◆ **Work to be completed**:
Under this task are some entries; return every one of them exactly.

---------- Record excerpts

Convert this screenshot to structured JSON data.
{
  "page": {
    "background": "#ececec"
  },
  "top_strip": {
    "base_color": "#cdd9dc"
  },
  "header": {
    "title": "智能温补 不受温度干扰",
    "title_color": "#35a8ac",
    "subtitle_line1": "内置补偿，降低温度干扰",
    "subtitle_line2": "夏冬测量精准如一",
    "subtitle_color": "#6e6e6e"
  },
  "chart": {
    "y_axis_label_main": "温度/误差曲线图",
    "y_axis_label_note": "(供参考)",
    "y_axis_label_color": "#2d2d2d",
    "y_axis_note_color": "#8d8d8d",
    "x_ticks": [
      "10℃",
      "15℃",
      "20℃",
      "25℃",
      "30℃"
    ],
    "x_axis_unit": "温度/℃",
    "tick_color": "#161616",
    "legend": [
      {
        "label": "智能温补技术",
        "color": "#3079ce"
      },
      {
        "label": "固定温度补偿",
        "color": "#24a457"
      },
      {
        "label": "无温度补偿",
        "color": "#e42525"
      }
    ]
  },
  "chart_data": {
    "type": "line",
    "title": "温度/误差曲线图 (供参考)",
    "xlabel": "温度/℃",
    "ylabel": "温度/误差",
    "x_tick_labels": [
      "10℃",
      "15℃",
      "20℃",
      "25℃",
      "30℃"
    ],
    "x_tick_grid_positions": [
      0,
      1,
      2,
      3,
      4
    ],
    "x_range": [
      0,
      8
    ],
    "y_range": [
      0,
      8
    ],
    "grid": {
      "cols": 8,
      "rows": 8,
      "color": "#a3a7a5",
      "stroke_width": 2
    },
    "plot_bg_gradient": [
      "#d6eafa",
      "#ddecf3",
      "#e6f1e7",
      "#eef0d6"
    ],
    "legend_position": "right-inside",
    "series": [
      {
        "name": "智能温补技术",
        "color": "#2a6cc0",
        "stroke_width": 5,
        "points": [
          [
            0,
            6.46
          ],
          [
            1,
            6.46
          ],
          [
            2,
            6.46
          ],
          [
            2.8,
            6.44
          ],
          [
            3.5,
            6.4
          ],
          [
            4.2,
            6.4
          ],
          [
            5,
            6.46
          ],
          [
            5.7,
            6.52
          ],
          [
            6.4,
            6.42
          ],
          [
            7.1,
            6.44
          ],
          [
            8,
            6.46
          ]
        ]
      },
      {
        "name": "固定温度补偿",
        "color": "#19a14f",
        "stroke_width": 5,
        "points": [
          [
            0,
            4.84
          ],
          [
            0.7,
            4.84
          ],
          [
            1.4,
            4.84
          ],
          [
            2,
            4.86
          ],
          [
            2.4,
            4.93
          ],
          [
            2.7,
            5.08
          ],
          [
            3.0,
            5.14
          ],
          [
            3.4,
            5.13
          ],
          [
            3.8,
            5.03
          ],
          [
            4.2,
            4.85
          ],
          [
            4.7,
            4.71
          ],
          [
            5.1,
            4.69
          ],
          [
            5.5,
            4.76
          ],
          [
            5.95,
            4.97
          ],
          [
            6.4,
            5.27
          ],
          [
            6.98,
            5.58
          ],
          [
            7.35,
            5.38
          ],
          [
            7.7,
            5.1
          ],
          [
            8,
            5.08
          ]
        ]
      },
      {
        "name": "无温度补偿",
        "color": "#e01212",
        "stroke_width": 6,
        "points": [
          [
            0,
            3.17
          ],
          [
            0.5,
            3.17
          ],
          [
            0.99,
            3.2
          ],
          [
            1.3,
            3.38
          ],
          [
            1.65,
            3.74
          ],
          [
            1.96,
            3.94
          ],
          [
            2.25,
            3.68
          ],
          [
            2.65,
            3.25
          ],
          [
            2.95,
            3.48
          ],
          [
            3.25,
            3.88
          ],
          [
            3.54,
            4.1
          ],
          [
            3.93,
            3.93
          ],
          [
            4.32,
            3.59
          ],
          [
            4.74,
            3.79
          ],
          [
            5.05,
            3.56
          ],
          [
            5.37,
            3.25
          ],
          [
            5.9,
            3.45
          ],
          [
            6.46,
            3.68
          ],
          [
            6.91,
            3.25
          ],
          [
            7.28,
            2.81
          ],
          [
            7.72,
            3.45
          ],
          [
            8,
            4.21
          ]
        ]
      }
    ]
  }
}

--------------------

◆ **Solved exercise**:
Convert this screenshot to structured JSON data.
{
  "page": {
    "background": "#ececec"
  },
  "top_strip": {
    "base_color": "#cdd9dc"
  },
  "header": {
    "title": "智能温补 不受温度干扰",
    "title_color": "#35a8ac",
    "subtitle_line1": "内置补偿，降低温度干扰",
    "subtitle_line2": "夏冬测量精准如一",
    "subtitle_color": "#6e6e6e"
  },
  "chart": {
    "y_axis_label_main": "温度/误差曲线图",
    "y_axis_label_note": "(供参考)",
    "y_axis_label_color": "#2d2d2d",
    "y_axis_note_color": "#8d8d8d",
    "x_ticks": [
      "10℃",
      "15℃",
      "20℃",
      "25℃",
      "30℃"
    ],
    "x_axis_unit": "温度/℃",
    "tick_color": "#161616",
    "legend": [
      {
        "label": "智能温补技术",
        "color": "#3079ce"
      },
      {
        "label": "固定温度补偿",
        "color": "#24a457"
      },
      {
        "label": "无温度补偿",
        "color": "#e42525"
      }
    ]
  },
  "chart_data": {
    "type": "line",
    "title": "温度/误差曲线图 (供参考)",
    "xlabel": "温度/℃",
    "ylabel": "温度/误差",
    "x_tick_labels": [
      "10℃",
      "15℃",
      "20℃",
      "25℃",
      "30℃"
    ],
    "x_tick_grid_positions": [
      0,
      1,
      2,
      3,
      4
    ],
    "x_range": [
      0,
      8
    ],
    "y_range": [
      0,
      8
    ],
    "grid": {
      "cols": 8,
      "rows": 8,
      "color": "#a3a7a5",
      "stroke_width": 2
    },
    "plot_bg_gradient": [
      "#d6eafa",
      "#ddecf3",
      "#e6f1e7",
      "#eef0d6"
    ],
    "legend_position": "right-inside",
    "series": [
      {
        "name": "智能温补技术",
        "color": "#2a6cc0",
        "stroke_width": 5,
        "points": [
          [
            0,
            6.46
          ],
          [
            1,
            6.46
          ],
          [
            2,
            6.46
          ],
          [
            2.8,
            6.44
          ],
          [
            3.5,
            6.4
          ],
          [
            4.2,
            6.4
          ],
          [
            5,
            6.46
          ],
          [
            5.7,
            6.52
          ],
          [
            6.4,
            6.42
          ],
          [
            7.1,
            6.44
          ],
          [
            8,
            6.46
          ]
        ]
      },
      {
        "name": "固定温度补偿",
        "color": "#19a14f",
        "stroke_width": 5,
        "points": [
          [
            0,
            4.84
          ],
          [
            0.7,
            4.84
          ],
          [
            1.4,
            4.84
          ],
          [
            2,
            4.86
          ],
          [
            2.4,
            4.93
          ],
          [
            2.7,
            5.08
          ],
          [
            3.0,
            5.14
          ],
          [
            3.4,
            5.13
          ],
          [
            3.8,
            5.03
          ],
          [
            4.2,
            4.85
          ],
          [
            4.7,
            4.71
          ],
          [
            5.1,
            4.69
          ],
          [
            5.5,
            4.76
          ],
          [
            5.95,
            4.97
          ],
          [
            6.4,
            5.27
          ],
          [
            6.98,
            5.58
          ],
          [
            7.35,
            5.38
          ],
          [
            7.7,
            5.1
          ],
          [
            8,
            5.08
          ]
        ]
      },
      {
        "name": "无温度补偿",
        "color": "#e01212",
        "stroke_width": 6,
        "points": [
          [
            0,
            3.17
          ],
          [
            0.5,
            3.17
          ],
          [
            0.99,
            3.2
          ],
          [
            1.3,
            3.38
          ],
          [
            1.65,
            3.74
          ],
          [
            1.96,
            3.94
          ],
          [
            2.25,
            3.68
          ],
          [
            2.65,
            3.25
          ],
          [
            2.95,
            3.48
          ],
          [
            3.25,
            3.88
          ],
          [
            3.54,
            4.1
          ],
          [
            3.93,
            3.93
          ],
          [
            4.32,
            3.59
          ],
          [
            4.74,
            3.79
          ],
          [
            5.05,
            3.56
          ],
          [
            5.37,
            3.25
          ],
          [
            5.9,
            3.45
          ],
          [
            6.46,
            3.68
          ],
          [
            6.91,
            3.25
          ],
          [
            7.28,
            2.81
          ],
          [
            7.72,
            3.45
          ],
          [
            8,
            4.21
          ]
        ]
      }
    ]
  }
}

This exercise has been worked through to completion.